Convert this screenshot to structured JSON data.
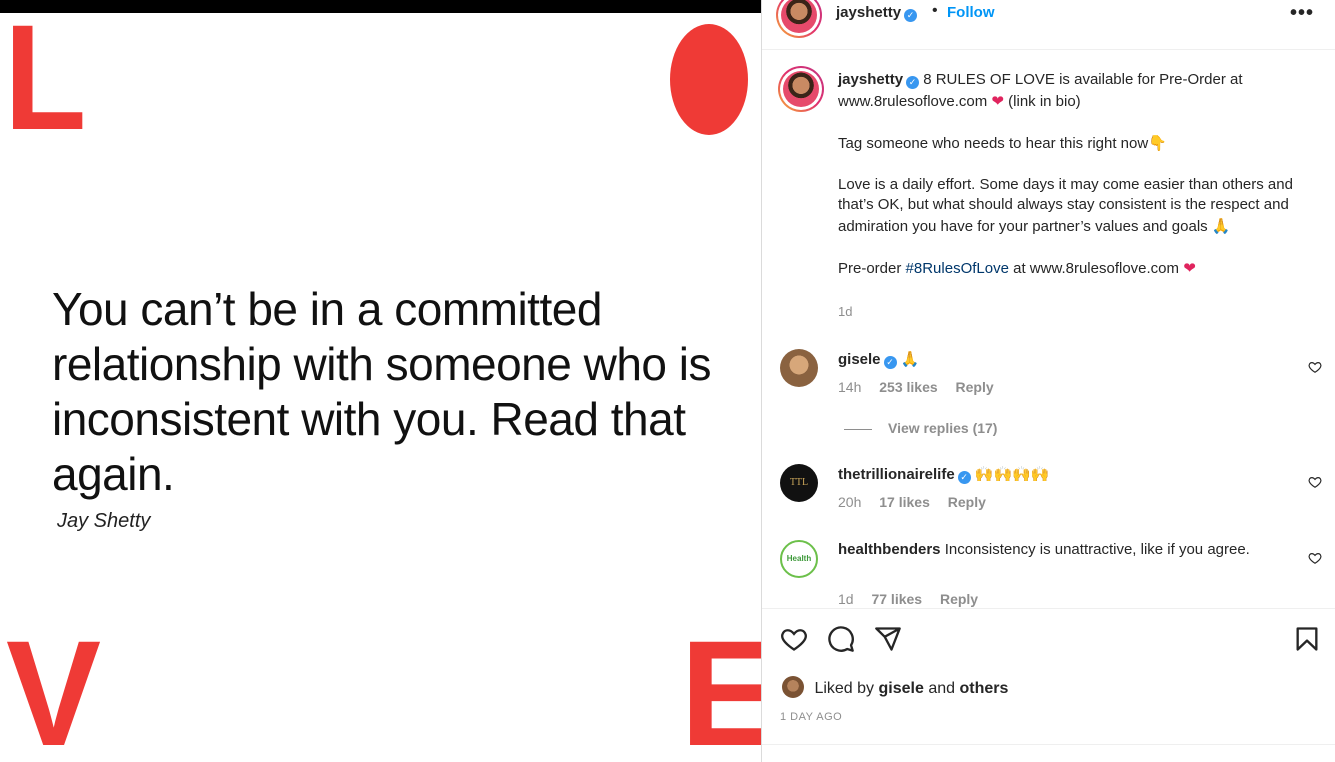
{
  "image": {
    "letters": {
      "top_left": "L",
      "bottom_left": "V",
      "bottom_right": "E"
    },
    "quote": "You can’t be in a committed relationship with someone who is inconsistent with you. Read that again.",
    "author": "Jay Shetty",
    "accent_color": "#ef3a36"
  },
  "header": {
    "username": "jayshetty",
    "dot": "•",
    "follow_label": "Follow",
    "more_icon": "•••"
  },
  "caption": {
    "username": "jayshetty",
    "line1": "8 RULES OF LOVE is available for Pre-Order at www.8rulesoflove.com",
    "line1_tail": "(link in bio)",
    "para2": "Tag someone who needs to hear this right now",
    "para3": "Love is a daily effort. Some days it may come easier than others and that’s OK, but what should always stay consistent is the respect and admiration you have for your partner’s values and goals",
    "para4_prefix": "Pre-order",
    "hashtag": "#8RulesOfLove",
    "para4_suffix": "at www.8rulesoflove.com",
    "time": "1d"
  },
  "comments": [
    {
      "username": "gisele",
      "text": "",
      "emoji": "🙏",
      "time": "14h",
      "likes": "253 likes",
      "reply": "Reply"
    },
    {
      "username": "thetrillionairelife",
      "text": "",
      "emoji": "🙌🙌🙌🙌",
      "time": "20h",
      "likes": "17 likes",
      "reply": "Reply"
    },
    {
      "username": "healthbenders",
      "text": "Inconsistency is unattractive, like if you agree.",
      "emoji": "",
      "time": "1d",
      "likes": "77 likes",
      "reply": "Reply"
    }
  ],
  "view_replies": "View replies (17)",
  "liked_by": {
    "prefix": "Liked by",
    "user": "gisele",
    "middle": "and",
    "others": "others"
  },
  "time_ago": "1 DAY AGO",
  "icons": [
    "heart-icon",
    "comment-icon",
    "share-icon",
    "bookmark-icon"
  ]
}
——————————
WORK REQUIRED — Copy each line of the data above that holds "username".

EXPECTED ANSWER —
    "username": "jayshetty",
    "username": "jayshetty",
      "username": "gisele",
      "username": "thetrillionairelife",
      "username": "healthbenders",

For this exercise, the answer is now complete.